[Items listed in a dataset]
══════════
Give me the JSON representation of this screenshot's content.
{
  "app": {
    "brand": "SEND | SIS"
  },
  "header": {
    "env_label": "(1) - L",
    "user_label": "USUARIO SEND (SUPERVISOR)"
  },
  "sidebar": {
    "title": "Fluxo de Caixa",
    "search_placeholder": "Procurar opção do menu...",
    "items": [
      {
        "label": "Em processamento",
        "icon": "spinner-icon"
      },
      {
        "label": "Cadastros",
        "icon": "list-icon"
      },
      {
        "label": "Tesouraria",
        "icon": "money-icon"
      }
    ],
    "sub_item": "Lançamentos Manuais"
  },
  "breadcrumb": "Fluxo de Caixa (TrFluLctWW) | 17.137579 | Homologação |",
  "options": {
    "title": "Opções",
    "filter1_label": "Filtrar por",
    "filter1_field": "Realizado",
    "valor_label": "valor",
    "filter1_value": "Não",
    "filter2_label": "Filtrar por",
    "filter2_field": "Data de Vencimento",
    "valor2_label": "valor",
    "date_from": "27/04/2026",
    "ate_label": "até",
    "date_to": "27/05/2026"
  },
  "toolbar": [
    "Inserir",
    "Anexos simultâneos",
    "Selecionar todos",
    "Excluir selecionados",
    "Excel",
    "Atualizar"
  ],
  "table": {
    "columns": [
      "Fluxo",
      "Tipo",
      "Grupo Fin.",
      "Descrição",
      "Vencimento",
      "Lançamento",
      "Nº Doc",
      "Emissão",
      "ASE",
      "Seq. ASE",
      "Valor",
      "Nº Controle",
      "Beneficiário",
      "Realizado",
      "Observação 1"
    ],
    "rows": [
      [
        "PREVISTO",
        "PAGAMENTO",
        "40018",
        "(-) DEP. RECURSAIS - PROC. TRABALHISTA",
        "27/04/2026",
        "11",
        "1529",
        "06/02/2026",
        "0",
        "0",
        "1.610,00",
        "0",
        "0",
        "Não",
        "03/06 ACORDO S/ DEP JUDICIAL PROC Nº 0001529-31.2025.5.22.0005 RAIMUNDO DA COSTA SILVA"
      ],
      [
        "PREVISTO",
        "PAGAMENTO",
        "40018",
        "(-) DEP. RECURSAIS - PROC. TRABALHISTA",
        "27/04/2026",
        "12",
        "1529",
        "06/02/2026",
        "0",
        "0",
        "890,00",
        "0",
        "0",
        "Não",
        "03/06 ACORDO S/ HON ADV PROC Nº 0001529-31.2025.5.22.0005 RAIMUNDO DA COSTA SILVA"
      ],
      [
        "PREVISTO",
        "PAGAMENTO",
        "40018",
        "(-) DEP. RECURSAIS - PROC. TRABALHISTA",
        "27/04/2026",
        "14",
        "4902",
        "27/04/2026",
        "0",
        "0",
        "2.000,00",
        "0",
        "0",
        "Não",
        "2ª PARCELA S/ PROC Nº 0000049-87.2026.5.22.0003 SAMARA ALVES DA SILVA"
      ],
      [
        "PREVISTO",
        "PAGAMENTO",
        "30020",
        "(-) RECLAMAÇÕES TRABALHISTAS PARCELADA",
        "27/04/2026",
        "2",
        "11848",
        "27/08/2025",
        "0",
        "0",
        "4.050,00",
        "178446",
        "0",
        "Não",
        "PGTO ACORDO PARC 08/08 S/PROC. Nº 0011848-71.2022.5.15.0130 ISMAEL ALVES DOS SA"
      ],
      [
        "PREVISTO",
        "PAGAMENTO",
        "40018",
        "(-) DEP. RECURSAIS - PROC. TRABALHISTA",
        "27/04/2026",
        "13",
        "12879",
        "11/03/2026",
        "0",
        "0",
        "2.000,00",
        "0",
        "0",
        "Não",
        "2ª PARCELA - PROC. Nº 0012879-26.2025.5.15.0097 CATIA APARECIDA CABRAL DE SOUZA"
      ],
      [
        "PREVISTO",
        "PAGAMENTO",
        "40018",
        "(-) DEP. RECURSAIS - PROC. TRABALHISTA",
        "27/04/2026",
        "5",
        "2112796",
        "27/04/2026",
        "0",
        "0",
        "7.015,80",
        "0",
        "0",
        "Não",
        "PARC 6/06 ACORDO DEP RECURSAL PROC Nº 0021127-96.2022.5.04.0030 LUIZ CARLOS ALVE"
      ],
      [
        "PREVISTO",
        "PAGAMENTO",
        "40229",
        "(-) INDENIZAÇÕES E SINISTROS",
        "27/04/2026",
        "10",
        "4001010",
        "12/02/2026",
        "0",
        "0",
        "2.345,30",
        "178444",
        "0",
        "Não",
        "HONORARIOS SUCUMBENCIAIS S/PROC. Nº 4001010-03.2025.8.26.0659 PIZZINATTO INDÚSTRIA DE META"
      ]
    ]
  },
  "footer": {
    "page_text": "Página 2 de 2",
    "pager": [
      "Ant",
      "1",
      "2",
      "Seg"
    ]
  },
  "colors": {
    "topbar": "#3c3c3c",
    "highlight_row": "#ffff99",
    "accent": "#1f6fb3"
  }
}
══════════
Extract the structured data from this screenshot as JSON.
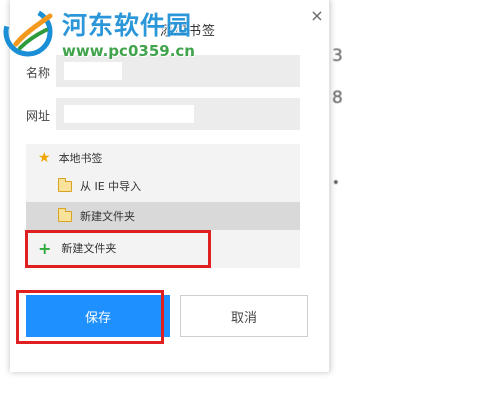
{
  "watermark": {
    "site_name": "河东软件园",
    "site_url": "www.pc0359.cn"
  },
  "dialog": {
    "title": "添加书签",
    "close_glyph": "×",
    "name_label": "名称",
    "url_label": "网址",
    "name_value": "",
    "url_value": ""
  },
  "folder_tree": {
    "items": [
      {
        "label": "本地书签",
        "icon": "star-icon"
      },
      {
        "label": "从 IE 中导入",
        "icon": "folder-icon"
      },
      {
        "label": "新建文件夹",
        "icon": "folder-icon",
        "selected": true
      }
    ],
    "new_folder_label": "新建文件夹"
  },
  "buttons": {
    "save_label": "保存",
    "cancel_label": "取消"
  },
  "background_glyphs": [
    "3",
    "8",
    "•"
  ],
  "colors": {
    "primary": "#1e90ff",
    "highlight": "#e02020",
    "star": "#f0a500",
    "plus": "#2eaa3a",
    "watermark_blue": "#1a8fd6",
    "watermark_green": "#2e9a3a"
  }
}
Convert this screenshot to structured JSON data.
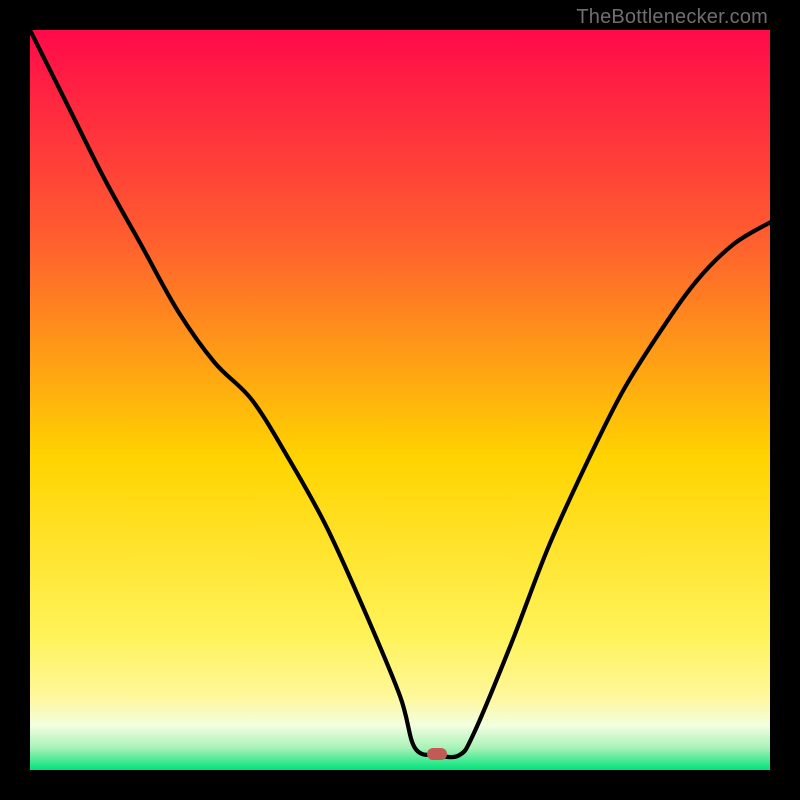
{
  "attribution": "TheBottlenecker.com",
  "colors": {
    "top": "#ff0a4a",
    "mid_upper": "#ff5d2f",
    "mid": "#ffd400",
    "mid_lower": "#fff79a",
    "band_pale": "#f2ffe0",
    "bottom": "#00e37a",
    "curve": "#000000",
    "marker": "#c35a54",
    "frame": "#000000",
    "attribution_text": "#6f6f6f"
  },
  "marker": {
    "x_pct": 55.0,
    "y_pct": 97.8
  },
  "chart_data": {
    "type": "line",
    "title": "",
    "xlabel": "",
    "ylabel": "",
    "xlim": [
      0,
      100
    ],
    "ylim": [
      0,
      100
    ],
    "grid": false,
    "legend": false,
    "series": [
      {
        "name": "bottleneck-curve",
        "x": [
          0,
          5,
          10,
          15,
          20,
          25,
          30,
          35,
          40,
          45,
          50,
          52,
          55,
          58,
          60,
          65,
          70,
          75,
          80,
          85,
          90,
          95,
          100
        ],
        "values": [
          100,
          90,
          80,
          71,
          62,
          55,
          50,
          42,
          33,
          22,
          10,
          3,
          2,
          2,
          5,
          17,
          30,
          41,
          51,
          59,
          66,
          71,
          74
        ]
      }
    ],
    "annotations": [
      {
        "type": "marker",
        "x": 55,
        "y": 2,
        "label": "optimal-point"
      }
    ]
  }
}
══════════
[YOUR INSTRUCTIONS] List all lines from the entries that include the word "SILVA".

[EXPECTED ANSWER]
        "03/06 ACORDO S/ DEP JUDICIAL PROC Nº 0001529-31.2025.5.22.0005 RAIMUNDO DA COSTA SILVA"
        "03/06 ACORDO S/ HON ADV PROC Nº 0001529-31.2025.5.22.0005 RAIMUNDO DA COSTA SILVA"
        "2ª PARCELA S/ PROC Nº 0000049-87.2026.5.22.0003 SAMARA ALVES DA SILVA"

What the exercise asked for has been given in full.